**TASK STATEMENT:** Quote the entries that follow exactly, leaving none out.
►
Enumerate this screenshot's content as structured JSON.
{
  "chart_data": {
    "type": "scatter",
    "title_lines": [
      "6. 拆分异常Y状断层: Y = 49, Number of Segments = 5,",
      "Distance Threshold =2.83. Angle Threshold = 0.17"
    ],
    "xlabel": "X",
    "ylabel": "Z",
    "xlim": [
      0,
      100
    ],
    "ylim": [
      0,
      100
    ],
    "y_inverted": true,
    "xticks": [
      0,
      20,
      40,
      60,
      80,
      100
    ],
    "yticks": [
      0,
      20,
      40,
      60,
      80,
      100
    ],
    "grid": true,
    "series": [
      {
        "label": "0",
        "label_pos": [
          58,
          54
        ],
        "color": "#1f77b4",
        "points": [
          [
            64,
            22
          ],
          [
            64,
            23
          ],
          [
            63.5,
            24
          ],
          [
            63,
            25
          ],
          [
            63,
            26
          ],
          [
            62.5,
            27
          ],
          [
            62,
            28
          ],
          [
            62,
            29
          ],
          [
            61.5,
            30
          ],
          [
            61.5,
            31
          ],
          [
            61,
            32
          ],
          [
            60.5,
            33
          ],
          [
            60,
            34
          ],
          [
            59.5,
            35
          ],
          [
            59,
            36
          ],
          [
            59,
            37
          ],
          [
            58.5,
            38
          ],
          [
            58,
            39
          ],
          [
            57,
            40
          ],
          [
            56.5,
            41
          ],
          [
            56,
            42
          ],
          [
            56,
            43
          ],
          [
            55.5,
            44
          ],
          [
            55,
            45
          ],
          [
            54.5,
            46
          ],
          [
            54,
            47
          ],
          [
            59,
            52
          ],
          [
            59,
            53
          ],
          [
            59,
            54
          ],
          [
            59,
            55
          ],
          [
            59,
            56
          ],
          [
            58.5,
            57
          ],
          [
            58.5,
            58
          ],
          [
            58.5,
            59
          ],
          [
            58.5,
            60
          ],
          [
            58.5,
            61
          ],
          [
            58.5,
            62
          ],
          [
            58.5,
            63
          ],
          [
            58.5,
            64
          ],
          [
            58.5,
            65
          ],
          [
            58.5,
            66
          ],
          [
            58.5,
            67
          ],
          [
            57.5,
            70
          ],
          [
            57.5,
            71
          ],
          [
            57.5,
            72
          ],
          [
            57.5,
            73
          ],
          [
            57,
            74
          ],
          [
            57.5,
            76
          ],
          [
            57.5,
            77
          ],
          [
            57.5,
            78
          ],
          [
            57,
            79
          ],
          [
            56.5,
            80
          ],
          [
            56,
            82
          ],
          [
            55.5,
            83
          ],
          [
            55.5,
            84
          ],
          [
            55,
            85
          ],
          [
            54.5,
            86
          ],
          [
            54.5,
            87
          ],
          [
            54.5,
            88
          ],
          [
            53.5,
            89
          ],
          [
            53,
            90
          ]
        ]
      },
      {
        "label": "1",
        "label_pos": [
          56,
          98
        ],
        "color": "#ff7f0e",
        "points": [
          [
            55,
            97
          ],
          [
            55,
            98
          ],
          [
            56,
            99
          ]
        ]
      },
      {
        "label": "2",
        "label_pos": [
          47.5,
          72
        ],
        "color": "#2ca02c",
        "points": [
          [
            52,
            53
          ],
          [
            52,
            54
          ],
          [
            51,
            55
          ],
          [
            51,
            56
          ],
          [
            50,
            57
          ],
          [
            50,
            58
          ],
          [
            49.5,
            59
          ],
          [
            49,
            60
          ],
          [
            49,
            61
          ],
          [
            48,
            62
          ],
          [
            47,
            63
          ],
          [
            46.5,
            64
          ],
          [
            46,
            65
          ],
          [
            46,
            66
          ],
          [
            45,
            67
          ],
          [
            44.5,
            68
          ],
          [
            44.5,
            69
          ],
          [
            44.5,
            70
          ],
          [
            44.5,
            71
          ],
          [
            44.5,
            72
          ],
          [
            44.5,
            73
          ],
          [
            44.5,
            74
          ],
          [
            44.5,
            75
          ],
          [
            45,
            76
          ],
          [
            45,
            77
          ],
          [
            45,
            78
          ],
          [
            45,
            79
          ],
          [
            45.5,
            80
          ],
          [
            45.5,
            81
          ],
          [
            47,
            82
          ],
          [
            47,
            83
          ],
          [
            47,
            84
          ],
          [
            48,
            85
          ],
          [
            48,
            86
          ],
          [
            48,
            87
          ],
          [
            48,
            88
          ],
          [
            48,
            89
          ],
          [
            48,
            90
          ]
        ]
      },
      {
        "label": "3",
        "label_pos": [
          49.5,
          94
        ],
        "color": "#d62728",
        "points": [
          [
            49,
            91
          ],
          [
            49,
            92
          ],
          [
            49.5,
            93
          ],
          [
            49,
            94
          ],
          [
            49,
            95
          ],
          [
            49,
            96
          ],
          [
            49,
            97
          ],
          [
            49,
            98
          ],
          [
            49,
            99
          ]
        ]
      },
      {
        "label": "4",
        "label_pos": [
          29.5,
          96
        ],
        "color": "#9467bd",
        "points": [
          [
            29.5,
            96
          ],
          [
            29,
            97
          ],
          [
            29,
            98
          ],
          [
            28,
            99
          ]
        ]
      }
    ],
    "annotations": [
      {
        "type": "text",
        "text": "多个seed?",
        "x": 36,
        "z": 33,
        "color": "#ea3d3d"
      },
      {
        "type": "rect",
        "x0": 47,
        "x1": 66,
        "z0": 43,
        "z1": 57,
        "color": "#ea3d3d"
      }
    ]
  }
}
◄
**OUTPUT BELOW:**
Enumerate this screenshot's content as structured JSON.
{
  "chart_data": {
    "type": "scatter",
    "title_lines": [
      "6. 拆分异常Y状断层: Y = 49, Number of Segments = 5,",
      "Distance Threshold =2.83. Angle Threshold = 0.17"
    ],
    "xlabel": "X",
    "ylabel": "Z",
    "xlim": [
      0,
      100
    ],
    "ylim": [
      0,
      100
    ],
    "y_inverted": true,
    "xticks": [
      0,
      20,
      40,
      60,
      80,
      100
    ],
    "yticks": [
      0,
      20,
      40,
      60,
      80,
      100
    ],
    "grid": true,
    "series": [
      {
        "label": "0",
        "label_pos": [
          58,
          54
        ],
        "color": "#1f77b4",
        "points": [
          [
            64,
            22
          ],
          [
            64,
            23
          ],
          [
            63.5,
            24
          ],
          [
            63,
            25
          ],
          [
            63,
            26
          ],
          [
            62.5,
            27
          ],
          [
            62,
            28
          ],
          [
            62,
            29
          ],
          [
            61.5,
            30
          ],
          [
            61.5,
            31
          ],
          [
            61,
            32
          ],
          [
            60.5,
            33
          ],
          [
            60,
            34
          ],
          [
            59.5,
            35
          ],
          [
            59,
            36
          ],
          [
            59,
            37
          ],
          [
            58.5,
            38
          ],
          [
            58,
            39
          ],
          [
            57,
            40
          ],
          [
            56.5,
            41
          ],
          [
            56,
            42
          ],
          [
            56,
            43
          ],
          [
            55.5,
            44
          ],
          [
            55,
            45
          ],
          [
            54.5,
            46
          ],
          [
            54,
            47
          ],
          [
            59,
            52
          ],
          [
            59,
            53
          ],
          [
            59,
            54
          ],
          [
            59,
            55
          ],
          [
            59,
            56
          ],
          [
            58.5,
            57
          ],
          [
            58.5,
            58
          ],
          [
            58.5,
            59
          ],
          [
            58.5,
            60
          ],
          [
            58.5,
            61
          ],
          [
            58.5,
            62
          ],
          [
            58.5,
            63
          ],
          [
            58.5,
            64
          ],
          [
            58.5,
            65
          ],
          [
            58.5,
            66
          ],
          [
            58.5,
            67
          ],
          [
            57.5,
            70
          ],
          [
            57.5,
            71
          ],
          [
            57.5,
            72
          ],
          [
            57.5,
            73
          ],
          [
            57,
            74
          ],
          [
            57.5,
            76
          ],
          [
            57.5,
            77
          ],
          [
            57.5,
            78
          ],
          [
            57,
            79
          ],
          [
            56.5,
            80
          ],
          [
            56,
            82
          ],
          [
            55.5,
            83
          ],
          [
            55.5,
            84
          ],
          [
            55,
            85
          ],
          [
            54.5,
            86
          ],
          [
            54.5,
            87
          ],
          [
            54.5,
            88
          ],
          [
            53.5,
            89
          ],
          [
            53,
            90
          ]
        ]
      },
      {
        "label": "1",
        "label_pos": [
          56,
          98
        ],
        "color": "#ff7f0e",
        "points": [
          [
            55,
            97
          ],
          [
            55,
            98
          ],
          [
            56,
            99
          ]
        ]
      },
      {
        "label": "2",
        "label_pos": [
          47.5,
          72
        ],
        "color": "#2ca02c",
        "points": [
          [
            52,
            53
          ],
          [
            52,
            54
          ],
          [
            51,
            55
          ],
          [
            51,
            56
          ],
          [
            50,
            57
          ],
          [
            50,
            58
          ],
          [
            49.5,
            59
          ],
          [
            49,
            60
          ],
          [
            49,
            61
          ],
          [
            48,
            62
          ],
          [
            47,
            63
          ],
          [
            46.5,
            64
          ],
          [
            46,
            65
          ],
          [
            46,
            66
          ],
          [
            45,
            67
          ],
          [
            44.5,
            68
          ],
          [
            44.5,
            69
          ],
          [
            44.5,
            70
          ],
          [
            44.5,
            71
          ],
          [
            44.5,
            72
          ],
          [
            44.5,
            73
          ],
          [
            44.5,
            74
          ],
          [
            44.5,
            75
          ],
          [
            45,
            76
          ],
          [
            45,
            77
          ],
          [
            45,
            78
          ],
          [
            45,
            79
          ],
          [
            45.5,
            80
          ],
          [
            45.5,
            81
          ],
          [
            47,
            82
          ],
          [
            47,
            83
          ],
          [
            47,
            84
          ],
          [
            48,
            85
          ],
          [
            48,
            86
          ],
          [
            48,
            87
          ],
          [
            48,
            88
          ],
          [
            48,
            89
          ],
          [
            48,
            90
          ]
        ]
      },
      {
        "label": "3",
        "label_pos": [
          49.5,
          94
        ],
        "color": "#d62728",
        "points": [
          [
            49,
            91
          ],
          [
            49,
            92
          ],
          [
            49.5,
            93
          ],
          [
            49,
            94
          ],
          [
            49,
            95
          ],
          [
            49,
            96
          ],
          [
            49,
            97
          ],
          [
            49,
            98
          ],
          [
            49,
            99
          ]
        ]
      },
      {
        "label": "4",
        "label_pos": [
          29.5,
          96
        ],
        "color": "#9467bd",
        "points": [
          [
            29.5,
            96
          ],
          [
            29,
            97
          ],
          [
            29,
            98
          ],
          [
            28,
            99
          ]
        ]
      }
    ],
    "annotations": [
      {
        "type": "text",
        "text": "多个seed?",
        "x": 36,
        "z": 33,
        "color": "#ea3d3d"
      },
      {
        "type": "rect",
        "x0": 47,
        "x1": 66,
        "z0": 43,
        "z1": 57,
        "color": "#ea3d3d"
      }
    ]
  }
}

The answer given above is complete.